> [Required work]: Count the lines in the records that contain the string "Swedish". Reply with only that number.

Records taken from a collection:
───
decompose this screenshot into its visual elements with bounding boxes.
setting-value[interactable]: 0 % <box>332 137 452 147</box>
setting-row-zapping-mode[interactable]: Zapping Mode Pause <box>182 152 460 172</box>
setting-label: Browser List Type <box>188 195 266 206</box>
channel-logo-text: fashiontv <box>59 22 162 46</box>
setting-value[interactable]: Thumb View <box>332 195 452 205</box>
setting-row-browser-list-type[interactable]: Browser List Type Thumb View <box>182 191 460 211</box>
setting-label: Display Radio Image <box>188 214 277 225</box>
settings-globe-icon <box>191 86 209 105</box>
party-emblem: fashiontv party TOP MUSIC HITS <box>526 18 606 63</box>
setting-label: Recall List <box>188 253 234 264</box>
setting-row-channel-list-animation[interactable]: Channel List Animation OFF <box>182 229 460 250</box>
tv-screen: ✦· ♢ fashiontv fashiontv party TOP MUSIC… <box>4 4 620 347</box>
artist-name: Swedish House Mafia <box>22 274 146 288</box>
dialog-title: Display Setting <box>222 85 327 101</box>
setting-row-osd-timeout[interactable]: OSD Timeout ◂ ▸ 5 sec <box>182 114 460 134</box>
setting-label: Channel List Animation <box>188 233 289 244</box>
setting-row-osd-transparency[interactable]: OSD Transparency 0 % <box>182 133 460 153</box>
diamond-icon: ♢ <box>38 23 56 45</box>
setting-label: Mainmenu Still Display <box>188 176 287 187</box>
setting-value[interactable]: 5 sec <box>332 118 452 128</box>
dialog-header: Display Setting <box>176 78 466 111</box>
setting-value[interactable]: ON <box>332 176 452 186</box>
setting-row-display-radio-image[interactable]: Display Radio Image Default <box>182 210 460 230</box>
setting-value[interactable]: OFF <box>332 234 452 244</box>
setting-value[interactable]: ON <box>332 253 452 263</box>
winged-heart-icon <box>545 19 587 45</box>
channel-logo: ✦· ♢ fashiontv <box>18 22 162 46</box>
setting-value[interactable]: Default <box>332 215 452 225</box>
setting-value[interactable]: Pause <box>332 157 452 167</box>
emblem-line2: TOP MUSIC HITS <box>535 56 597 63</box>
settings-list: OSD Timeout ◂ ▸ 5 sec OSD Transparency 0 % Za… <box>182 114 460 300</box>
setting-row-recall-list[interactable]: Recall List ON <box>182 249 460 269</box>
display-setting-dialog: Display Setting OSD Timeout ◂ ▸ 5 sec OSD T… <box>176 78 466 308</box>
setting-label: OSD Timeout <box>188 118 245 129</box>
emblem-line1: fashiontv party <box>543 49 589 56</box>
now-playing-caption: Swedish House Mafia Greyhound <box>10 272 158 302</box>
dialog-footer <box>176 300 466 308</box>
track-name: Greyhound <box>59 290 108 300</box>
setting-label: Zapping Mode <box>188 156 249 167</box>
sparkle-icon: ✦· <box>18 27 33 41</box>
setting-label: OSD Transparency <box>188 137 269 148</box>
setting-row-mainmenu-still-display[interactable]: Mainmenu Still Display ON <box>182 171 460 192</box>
───
> [Result]: 2